**EXERCISE DETAILS**. Copy each line exactly.

— BEGIN TASK DATA —

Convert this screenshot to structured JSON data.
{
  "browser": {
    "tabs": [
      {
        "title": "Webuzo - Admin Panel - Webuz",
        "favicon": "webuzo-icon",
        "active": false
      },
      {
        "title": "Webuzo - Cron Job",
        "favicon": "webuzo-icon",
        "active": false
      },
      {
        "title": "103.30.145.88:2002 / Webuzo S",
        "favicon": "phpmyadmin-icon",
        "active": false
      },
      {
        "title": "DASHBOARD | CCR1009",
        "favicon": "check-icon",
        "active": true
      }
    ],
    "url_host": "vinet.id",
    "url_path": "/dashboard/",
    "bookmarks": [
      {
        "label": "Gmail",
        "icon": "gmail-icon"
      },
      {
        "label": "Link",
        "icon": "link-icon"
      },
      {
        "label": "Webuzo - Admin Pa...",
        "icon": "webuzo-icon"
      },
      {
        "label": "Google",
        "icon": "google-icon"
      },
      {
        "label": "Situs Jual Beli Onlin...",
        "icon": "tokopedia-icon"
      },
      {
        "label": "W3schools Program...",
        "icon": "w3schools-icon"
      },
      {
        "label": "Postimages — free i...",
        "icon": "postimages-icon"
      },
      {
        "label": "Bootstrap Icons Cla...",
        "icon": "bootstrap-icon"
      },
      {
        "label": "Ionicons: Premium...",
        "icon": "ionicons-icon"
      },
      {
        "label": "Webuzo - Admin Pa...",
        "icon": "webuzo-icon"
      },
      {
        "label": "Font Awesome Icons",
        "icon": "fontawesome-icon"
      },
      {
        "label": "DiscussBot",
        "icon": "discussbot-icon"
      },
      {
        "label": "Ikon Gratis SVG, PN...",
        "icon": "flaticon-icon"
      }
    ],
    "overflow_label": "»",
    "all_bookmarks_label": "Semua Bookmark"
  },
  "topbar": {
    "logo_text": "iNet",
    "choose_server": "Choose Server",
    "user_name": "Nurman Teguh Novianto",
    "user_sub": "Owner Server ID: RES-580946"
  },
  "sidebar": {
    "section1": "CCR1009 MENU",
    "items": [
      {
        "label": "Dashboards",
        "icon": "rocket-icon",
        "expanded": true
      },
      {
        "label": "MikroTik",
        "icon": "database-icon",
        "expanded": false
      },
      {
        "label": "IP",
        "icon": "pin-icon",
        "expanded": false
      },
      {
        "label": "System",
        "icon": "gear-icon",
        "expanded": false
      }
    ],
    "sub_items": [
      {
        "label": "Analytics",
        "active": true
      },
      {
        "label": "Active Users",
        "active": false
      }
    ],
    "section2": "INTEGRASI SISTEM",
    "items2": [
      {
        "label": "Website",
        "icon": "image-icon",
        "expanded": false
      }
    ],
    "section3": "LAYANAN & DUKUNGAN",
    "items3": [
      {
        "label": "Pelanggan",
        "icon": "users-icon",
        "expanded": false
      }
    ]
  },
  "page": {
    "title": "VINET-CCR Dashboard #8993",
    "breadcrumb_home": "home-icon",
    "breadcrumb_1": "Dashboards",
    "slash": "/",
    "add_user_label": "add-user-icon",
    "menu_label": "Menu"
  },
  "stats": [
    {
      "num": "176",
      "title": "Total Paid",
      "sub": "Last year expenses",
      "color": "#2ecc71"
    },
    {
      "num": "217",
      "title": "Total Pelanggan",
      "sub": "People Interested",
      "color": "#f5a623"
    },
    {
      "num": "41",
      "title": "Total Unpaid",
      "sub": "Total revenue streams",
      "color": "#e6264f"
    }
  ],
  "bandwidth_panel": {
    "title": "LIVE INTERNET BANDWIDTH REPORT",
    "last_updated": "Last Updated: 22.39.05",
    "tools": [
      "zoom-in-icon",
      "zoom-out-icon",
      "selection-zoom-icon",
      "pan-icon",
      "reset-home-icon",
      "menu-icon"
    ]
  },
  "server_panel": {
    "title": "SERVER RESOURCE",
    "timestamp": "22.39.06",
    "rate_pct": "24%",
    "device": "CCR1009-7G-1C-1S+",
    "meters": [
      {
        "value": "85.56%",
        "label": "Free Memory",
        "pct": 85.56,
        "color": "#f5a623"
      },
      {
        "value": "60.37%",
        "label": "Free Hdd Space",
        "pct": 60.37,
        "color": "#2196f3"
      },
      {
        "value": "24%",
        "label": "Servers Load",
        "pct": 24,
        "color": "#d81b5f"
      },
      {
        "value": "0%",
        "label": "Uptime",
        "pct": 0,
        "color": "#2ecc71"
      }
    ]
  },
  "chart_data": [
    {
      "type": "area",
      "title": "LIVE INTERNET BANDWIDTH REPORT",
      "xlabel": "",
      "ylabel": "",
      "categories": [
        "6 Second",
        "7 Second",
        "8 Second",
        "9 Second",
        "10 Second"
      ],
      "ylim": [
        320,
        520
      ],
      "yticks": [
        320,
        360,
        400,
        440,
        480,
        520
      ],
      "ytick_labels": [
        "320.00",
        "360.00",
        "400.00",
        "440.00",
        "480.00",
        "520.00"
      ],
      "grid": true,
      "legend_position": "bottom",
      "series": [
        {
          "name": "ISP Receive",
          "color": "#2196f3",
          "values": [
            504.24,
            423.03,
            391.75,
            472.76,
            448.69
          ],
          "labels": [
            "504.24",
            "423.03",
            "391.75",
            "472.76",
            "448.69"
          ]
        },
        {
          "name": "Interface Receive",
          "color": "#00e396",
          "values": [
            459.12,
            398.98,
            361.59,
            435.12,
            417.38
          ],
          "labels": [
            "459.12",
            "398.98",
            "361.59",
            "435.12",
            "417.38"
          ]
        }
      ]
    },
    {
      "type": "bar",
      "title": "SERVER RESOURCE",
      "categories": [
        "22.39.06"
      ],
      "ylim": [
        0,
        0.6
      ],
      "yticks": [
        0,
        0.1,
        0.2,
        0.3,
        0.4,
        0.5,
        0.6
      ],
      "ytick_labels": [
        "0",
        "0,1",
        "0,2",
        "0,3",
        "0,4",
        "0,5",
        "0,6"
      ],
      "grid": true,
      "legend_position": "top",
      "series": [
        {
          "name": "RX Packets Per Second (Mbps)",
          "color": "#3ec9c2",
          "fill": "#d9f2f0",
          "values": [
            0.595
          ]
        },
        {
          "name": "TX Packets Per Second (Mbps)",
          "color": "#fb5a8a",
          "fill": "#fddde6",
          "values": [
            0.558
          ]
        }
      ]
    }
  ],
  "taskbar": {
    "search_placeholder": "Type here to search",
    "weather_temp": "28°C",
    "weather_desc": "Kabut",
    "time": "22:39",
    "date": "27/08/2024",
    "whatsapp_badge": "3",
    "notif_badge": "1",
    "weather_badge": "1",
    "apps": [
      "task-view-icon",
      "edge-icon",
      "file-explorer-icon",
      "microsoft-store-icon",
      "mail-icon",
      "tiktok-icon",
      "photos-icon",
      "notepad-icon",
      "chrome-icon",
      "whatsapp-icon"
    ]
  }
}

— END TASK DATA —

**RESPONSE TO THE EXERCISE**.
Convert this screenshot to structured JSON data.
{
  "browser": {
    "tabs": [
      {
        "title": "Webuzo - Admin Panel - Webuz",
        "favicon": "webuzo-icon",
        "active": false
      },
      {
        "title": "Webuzo - Cron Job",
        "favicon": "webuzo-icon",
        "active": false
      },
      {
        "title": "103.30.145.88:2002 / Webuzo S",
        "favicon": "phpmyadmin-icon",
        "active": false
      },
      {
        "title": "DASHBOARD | CCR1009",
        "favicon": "check-icon",
        "active": true
      }
    ],
    "url_host": "vinet.id",
    "url_path": "/dashboard/",
    "bookmarks": [
      {
        "label": "Gmail",
        "icon": "gmail-icon"
      },
      {
        "label": "Link",
        "icon": "link-icon"
      },
      {
        "label": "Webuzo - Admin Pa...",
        "icon": "webuzo-icon"
      },
      {
        "label": "Google",
        "icon": "google-icon"
      },
      {
        "label": "Situs Jual Beli Onlin...",
        "icon": "tokopedia-icon"
      },
      {
        "label": "W3schools Program...",
        "icon": "w3schools-icon"
      },
      {
        "label": "Postimages — free i...",
        "icon": "postimages-icon"
      },
      {
        "label": "Bootstrap Icons Cla...",
        "icon": "bootstrap-icon"
      },
      {
        "label": "Ionicons: Premium...",
        "icon": "ionicons-icon"
      },
      {
        "label": "Webuzo - Admin Pa...",
        "icon": "webuzo-icon"
      },
      {
        "label": "Font Awesome Icons",
        "icon": "fontawesome-icon"
      },
      {
        "label": "DiscussBot",
        "icon": "discussbot-icon"
      },
      {
        "label": "Ikon Gratis SVG, PN...",
        "icon": "flaticon-icon"
      }
    ],
    "overflow_label": "»",
    "all_bookmarks_label": "Semua Bookmark"
  },
  "topbar": {
    "logo_text": "iNet",
    "choose_server": "Choose Server",
    "user_name": "Nurman Teguh Novianto",
    "user_sub": "Owner Server ID: RES-580946"
  },
  "sidebar": {
    "section1": "CCR1009 MENU",
    "items": [
      {
        "label": "Dashboards",
        "icon": "rocket-icon",
        "expanded": true
      },
      {
        "label": "MikroTik",
        "icon": "database-icon",
        "expanded": false
      },
      {
        "label": "IP",
        "icon": "pin-icon",
        "expanded": false
      },
      {
        "label": "System",
        "icon": "gear-icon",
        "expanded": false
      }
    ],
    "sub_items": [
      {
        "label": "Analytics",
        "active": true
      },
      {
        "label": "Active Users",
        "active": false
      }
    ],
    "section2": "INTEGRASI SISTEM",
    "items2": [
      {
        "label": "Website",
        "icon": "image-icon",
        "expanded": false
      }
    ],
    "section3": "LAYANAN & DUKUNGAN",
    "items3": [
      {
        "label": "Pelanggan",
        "icon": "users-icon",
        "expanded": false
      }
    ]
  },
  "page": {
    "title": "VINET-CCR Dashboard #8993",
    "breadcrumb_home": "home-icon",
    "breadcrumb_1": "Dashboards",
    "slash": "/",
    "add_user_label": "add-user-icon",
    "menu_label": "Menu"
  },
  "stats": [
    {
      "num": "176",
      "title": "Total Paid",
      "sub": "Last year expenses",
      "color": "#2ecc71"
    },
    {
      "num": "217",
      "title": "Total Pelanggan",
      "sub": "People Interested",
      "color": "#f5a623"
    },
    {
      "num": "41",
      "title": "Total Unpaid",
      "sub": "Total revenue streams",
      "color": "#e6264f"
    }
  ],
  "bandwidth_panel": {
    "title": "LIVE INTERNET BANDWIDTH REPORT",
    "last_updated": "Last Updated: 22.39.05",
    "tools": [
      "zoom-in-icon",
      "zoom-out-icon",
      "selection-zoom-icon",
      "pan-icon",
      "reset-home-icon",
      "menu-icon"
    ]
  },
  "server_panel": {
    "title": "SERVER RESOURCE",
    "timestamp": "22.39.06",
    "rate_pct": "24%",
    "device": "CCR1009-7G-1C-1S+",
    "meters": [
      {
        "value": "85.56%",
        "label": "Free Memory",
        "pct": 85.56,
        "color": "#f5a623"
      },
      {
        "value": "60.37%",
        "label": "Free Hdd Space",
        "pct": 60.37,
        "color": "#2196f3"
      },
      {
        "value": "24%",
        "label": "Servers Load",
        "pct": 24,
        "color": "#d81b5f"
      },
      {
        "value": "0%",
        "label": "Uptime",
        "pct": 0,
        "color": "#2ecc71"
      }
    ]
  },
  "chart_data": [
    {
      "type": "area",
      "title": "LIVE INTERNET BANDWIDTH REPORT",
      "xlabel": "",
      "ylabel": "",
      "categories": [
        "6 Second",
        "7 Second",
        "8 Second",
        "9 Second",
        "10 Second"
      ],
      "ylim": [
        320,
        520
      ],
      "yticks": [
        320,
        360,
        400,
        440,
        480,
        520
      ],
      "ytick_labels": [
        "320.00",
        "360.00",
        "400.00",
        "440.00",
        "480.00",
        "520.00"
      ],
      "grid": true,
      "legend_position": "bottom",
      "series": [
        {
          "name": "ISP Receive",
          "color": "#2196f3",
          "values": [
            504.24,
            423.03,
            391.75,
            472.76,
            448.69
          ],
          "labels": [
            "504.24",
            "423.03",
            "391.75",
            "472.76",
            "448.69"
          ]
        },
        {
          "name": "Interface Receive",
          "color": "#00e396",
          "values": [
            459.12,
            398.98,
            361.59,
            435.12,
            417.38
          ],
          "labels": [
            "459.12",
            "398.98",
            "361.59",
            "435.12",
            "417.38"
          ]
        }
      ]
    },
    {
      "type": "bar",
      "title": "SERVER RESOURCE",
      "categories": [
        "22.39.06"
      ],
      "ylim": [
        0,
        0.6
      ],
      "yticks": [
        0,
        0.1,
        0.2,
        0.3,
        0.4,
        0.5,
        0.6
      ],
      "ytick_labels": [
        "0",
        "0,1",
        "0,2",
        "0,3",
        "0,4",
        "0,5",
        "0,6"
      ],
      "grid": true,
      "legend_position": "top",
      "series": [
        {
          "name": "RX Packets Per Second (Mbps)",
          "color": "#3ec9c2",
          "fill": "#d9f2f0",
          "values": [
            0.595
          ]
        },
        {
          "name": "TX Packets Per Second (Mbps)",
          "color": "#fb5a8a",
          "fill": "#fddde6",
          "values": [
            0.558
          ]
        }
      ]
    }
  ],
  "taskbar": {
    "search_placeholder": "Type here to search",
    "weather_temp": "28°C",
    "weather_desc": "Kabut",
    "time": "22:39",
    "date": "27/08/2024",
    "whatsapp_badge": "3",
    "notif_badge": "1",
    "weather_badge": "1",
    "apps": [
      "task-view-icon",
      "edge-icon",
      "file-explorer-icon",
      "microsoft-store-icon",
      "mail-icon",
      "tiktok-icon",
      "photos-icon",
      "notepad-icon",
      "chrome-icon",
      "whatsapp-icon"
    ]
  }
}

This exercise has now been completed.